### Text passage
○ ○ ○ ○ ○
# Carp Fishing



## zspook (Apr 4, 2006)

Anybody try catching carp on a fly rod? I have had some success, and last Saturday (4/15) I managed to get into a buch of them at the Delaware Dam.

I caught one, approximately 18", and hooked and lost three others. I was fishing about 100 or 150 yards downstream.

I was using a squirrel hair nymph. Just curious if anyone else has had any success with these fish?
zspook


----------



## DavidT (Feb 3, 2006)

It's been a while, but yes. Caught a 25 pounder on the Olentangy at HighBanks once. Was usin' an olive bugger on a 5x, 4 # tippet, 5-wt. rod. Took awhile.
Also got some with Brian at MRO on a bass trip to Muzzy Lakes. Black bugger, 7 wt.
Not something I try to catch, but once you do, it's a rodeo. Linda like hookin' a Kenworth.


----------



## flytyer (Jan 3, 2005)

When I fish the creek here in town, if I see carp I always cast to them! They're a ball on the long rod. If you see them tailing like a bonefish cast a streamer or crawdad fly their way, alot of times smallmouth are right there just waiting on them to chase something out of the mud or rocks. Last week I caught two smallies doing just that an 11" and a nice fat 15"' using a streamer. You can let it settle to the bottom in front of the carp also. Oh they are a blast on a bamboo rod!!


----------



## peple of the perch (Sep 13, 2004)

i hear of it alot now that i know about it crayfish patterns


----------
○ ○ ○ ○ ○
### Extracted records

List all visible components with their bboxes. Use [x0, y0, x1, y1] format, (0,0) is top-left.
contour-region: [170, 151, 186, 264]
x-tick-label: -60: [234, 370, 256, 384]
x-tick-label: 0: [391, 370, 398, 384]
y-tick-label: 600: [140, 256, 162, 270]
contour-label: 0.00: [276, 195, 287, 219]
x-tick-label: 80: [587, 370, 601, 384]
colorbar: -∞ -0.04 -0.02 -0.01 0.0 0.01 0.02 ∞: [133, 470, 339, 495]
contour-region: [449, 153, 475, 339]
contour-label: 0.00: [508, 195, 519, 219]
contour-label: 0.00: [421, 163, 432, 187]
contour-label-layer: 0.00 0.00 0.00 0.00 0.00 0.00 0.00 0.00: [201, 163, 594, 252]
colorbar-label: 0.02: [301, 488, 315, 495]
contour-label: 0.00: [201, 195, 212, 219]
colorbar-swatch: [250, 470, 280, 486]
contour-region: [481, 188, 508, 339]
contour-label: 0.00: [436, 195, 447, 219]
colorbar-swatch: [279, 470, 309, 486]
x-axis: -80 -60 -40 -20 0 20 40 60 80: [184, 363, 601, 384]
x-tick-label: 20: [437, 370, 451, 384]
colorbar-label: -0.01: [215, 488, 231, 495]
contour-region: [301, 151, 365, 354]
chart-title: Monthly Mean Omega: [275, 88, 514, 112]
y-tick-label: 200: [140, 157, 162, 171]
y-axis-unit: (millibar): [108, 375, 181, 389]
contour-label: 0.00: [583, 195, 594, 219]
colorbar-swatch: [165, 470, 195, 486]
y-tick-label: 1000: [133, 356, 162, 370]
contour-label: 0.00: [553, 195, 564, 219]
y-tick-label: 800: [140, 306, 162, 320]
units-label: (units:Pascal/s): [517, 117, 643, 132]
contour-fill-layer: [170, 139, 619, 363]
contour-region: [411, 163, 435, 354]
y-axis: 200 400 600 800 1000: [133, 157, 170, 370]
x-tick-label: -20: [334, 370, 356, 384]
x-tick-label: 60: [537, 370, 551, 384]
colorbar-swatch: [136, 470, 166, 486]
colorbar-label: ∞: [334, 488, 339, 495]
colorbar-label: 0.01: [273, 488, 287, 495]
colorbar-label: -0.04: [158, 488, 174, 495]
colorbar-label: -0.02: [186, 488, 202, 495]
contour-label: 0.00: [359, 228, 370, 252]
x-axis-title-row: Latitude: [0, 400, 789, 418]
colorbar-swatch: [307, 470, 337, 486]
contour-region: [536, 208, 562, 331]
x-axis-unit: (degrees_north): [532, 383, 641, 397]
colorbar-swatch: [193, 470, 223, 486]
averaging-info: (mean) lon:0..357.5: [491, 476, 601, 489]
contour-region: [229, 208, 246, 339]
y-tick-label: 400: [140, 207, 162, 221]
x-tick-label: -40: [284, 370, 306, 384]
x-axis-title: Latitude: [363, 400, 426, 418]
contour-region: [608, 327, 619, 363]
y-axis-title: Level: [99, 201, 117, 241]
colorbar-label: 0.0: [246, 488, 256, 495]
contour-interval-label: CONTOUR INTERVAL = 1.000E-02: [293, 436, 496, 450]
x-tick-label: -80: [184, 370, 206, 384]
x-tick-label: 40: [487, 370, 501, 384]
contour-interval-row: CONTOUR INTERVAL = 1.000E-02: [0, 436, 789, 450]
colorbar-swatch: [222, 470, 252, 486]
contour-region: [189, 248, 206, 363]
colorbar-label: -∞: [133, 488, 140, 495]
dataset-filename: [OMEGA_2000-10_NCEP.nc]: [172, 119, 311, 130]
○ ○ ○ ○ ○
### Given request A
In the carp fishing thread, reproduce verbatim the passage between "I caught one, approximately" and "bugger, 7 wt.", inclusive.
### Given request B
List the usernames of everyone who posted in the carp fishing thread.

### Answer A
I caught one, approximately 18", and hooked and lost three others. I was fishing about 100 or 150 yards downstream.

I was using a squirrel hair nymph. Just curious if anyone else has had any success with these fish?
zspook


----------



## DavidT (Feb 3, 2006)

It's been a while, but yes. Caught a 25 pounder on the Olentangy at HighBanks once. Was usin' an olive bugger on a 5x, 4 # tippet, 5-wt. rod. Took awhile.
Also got some with Brian at MRO on a bass trip to Muzzy Lakes. Black bugger, 7 wt.

### Answer B
zspook
DavidT
flytyer
peple of the perch